### Aim of the task
Transcribe all the records with complete accuracy.

### Data to process

****************

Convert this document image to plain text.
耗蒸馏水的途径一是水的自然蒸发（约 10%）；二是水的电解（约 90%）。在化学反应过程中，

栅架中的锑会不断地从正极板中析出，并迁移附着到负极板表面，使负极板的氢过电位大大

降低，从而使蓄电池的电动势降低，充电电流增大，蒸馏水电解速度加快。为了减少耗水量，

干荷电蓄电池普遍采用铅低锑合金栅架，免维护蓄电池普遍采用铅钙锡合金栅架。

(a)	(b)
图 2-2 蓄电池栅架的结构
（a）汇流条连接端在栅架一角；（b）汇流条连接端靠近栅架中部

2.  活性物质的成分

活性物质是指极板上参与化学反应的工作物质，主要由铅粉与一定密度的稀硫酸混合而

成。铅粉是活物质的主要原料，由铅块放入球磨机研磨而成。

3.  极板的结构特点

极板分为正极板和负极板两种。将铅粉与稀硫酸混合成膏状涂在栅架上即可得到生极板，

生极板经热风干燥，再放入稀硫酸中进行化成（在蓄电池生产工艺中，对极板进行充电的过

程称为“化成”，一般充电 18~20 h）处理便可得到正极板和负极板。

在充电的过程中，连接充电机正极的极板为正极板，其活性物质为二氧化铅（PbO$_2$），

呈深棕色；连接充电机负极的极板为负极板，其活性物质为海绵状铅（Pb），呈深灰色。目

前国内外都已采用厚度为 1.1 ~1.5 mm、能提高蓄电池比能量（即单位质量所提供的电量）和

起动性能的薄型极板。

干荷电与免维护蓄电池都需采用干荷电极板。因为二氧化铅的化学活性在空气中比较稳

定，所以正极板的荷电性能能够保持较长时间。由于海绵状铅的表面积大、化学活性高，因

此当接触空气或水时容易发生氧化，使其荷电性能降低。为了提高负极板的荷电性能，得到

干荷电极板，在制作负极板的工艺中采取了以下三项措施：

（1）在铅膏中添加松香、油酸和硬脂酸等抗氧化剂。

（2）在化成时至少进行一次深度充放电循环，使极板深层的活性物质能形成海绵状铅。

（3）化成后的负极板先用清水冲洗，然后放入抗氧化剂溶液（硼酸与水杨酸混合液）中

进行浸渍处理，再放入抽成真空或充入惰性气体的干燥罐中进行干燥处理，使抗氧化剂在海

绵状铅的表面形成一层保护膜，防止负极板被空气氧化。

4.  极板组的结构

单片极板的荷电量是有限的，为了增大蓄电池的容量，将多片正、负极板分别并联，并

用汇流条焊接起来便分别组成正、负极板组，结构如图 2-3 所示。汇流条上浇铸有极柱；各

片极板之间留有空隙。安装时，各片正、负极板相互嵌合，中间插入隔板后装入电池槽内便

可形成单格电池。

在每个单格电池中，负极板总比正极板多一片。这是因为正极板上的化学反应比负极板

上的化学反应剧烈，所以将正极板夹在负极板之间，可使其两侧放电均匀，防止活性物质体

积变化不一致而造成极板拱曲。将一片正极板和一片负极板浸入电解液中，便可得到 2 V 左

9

****************

### Solution to the problem
Convert this document image to plain text.
耗蒸馏水的途径一是水的自然蒸发（约 10%）；二是水的电解（约 90%）。在化学反应过程中，

栅架中的锑会不断地从正极板中析出，并迁移附着到负极板表面，使负极板的氢过电位大大

降低，从而使蓄电池的电动势降低，充电电流增大，蒸馏水电解速度加快。为了减少耗水量，

干荷电蓄电池普遍采用铅低锑合金栅架，免维护蓄电池普遍采用铅钙锡合金栅架。

(a)	(b)
图 2-2 蓄电池栅架的结构
（a）汇流条连接端在栅架一角；（b）汇流条连接端靠近栅架中部

2.  活性物质的成分

活性物质是指极板上参与化学反应的工作物质，主要由铅粉与一定密度的稀硫酸混合而

成。铅粉是活物质的主要原料，由铅块放入球磨机研磨而成。

3.  极板的结构特点

极板分为正极板和负极板两种。将铅粉与稀硫酸混合成膏状涂在栅架上即可得到生极板，

生极板经热风干燥，再放入稀硫酸中进行化成（在蓄电池生产工艺中，对极板进行充电的过

程称为“化成”，一般充电 18~20 h）处理便可得到正极板和负极板。

在充电的过程中，连接充电机正极的极板为正极板，其活性物质为二氧化铅（PbO$_2$），

呈深棕色；连接充电机负极的极板为负极板，其活性物质为海绵状铅（Pb），呈深灰色。目

前国内外都已采用厚度为 1.1 ~1.5 mm、能提高蓄电池比能量（即单位质量所提供的电量）和

起动性能的薄型极板。

干荷电与免维护蓄电池都需采用干荷电极板。因为二氧化铅的化学活性在空气中比较稳

定，所以正极板的荷电性能能够保持较长时间。由于海绵状铅的表面积大、化学活性高，因

此当接触空气或水时容易发生氧化，使其荷电性能降低。为了提高负极板的荷电性能，得到

干荷电极板，在制作负极板的工艺中采取了以下三项措施：

（1）在铅膏中添加松香、油酸和硬脂酸等抗氧化剂。

（2）在化成时至少进行一次深度充放电循环，使极板深层的活性物质能形成海绵状铅。

（3）化成后的负极板先用清水冲洗，然后放入抗氧化剂溶液（硼酸与水杨酸混合液）中

进行浸渍处理，再放入抽成真空或充入惰性气体的干燥罐中进行干燥处理，使抗氧化剂在海

绵状铅的表面形成一层保护膜，防止负极板被空气氧化。

4.  极板组的结构

单片极板的荷电量是有限的，为了增大蓄电池的容量，将多片正、负极板分别并联，并

用汇流条焊接起来便分别组成正、负极板组，结构如图 2-3 所示。汇流条上浇铸有极柱；各

片极板之间留有空隙。安装时，各片正、负极板相互嵌合，中间插入隔板后装入电池槽内便

可形成单格电池。

在每个单格电池中，负极板总比正极板多一片。这是因为正极板上的化学反应比负极板

上的化学反应剧烈，所以将正极板夹在负极板之间，可使其两侧放电均匀，防止活性物质体

积变化不一致而造成极板拱曲。将一片正极板和一片负极板浸入电解液中，便可得到 2 V 左

9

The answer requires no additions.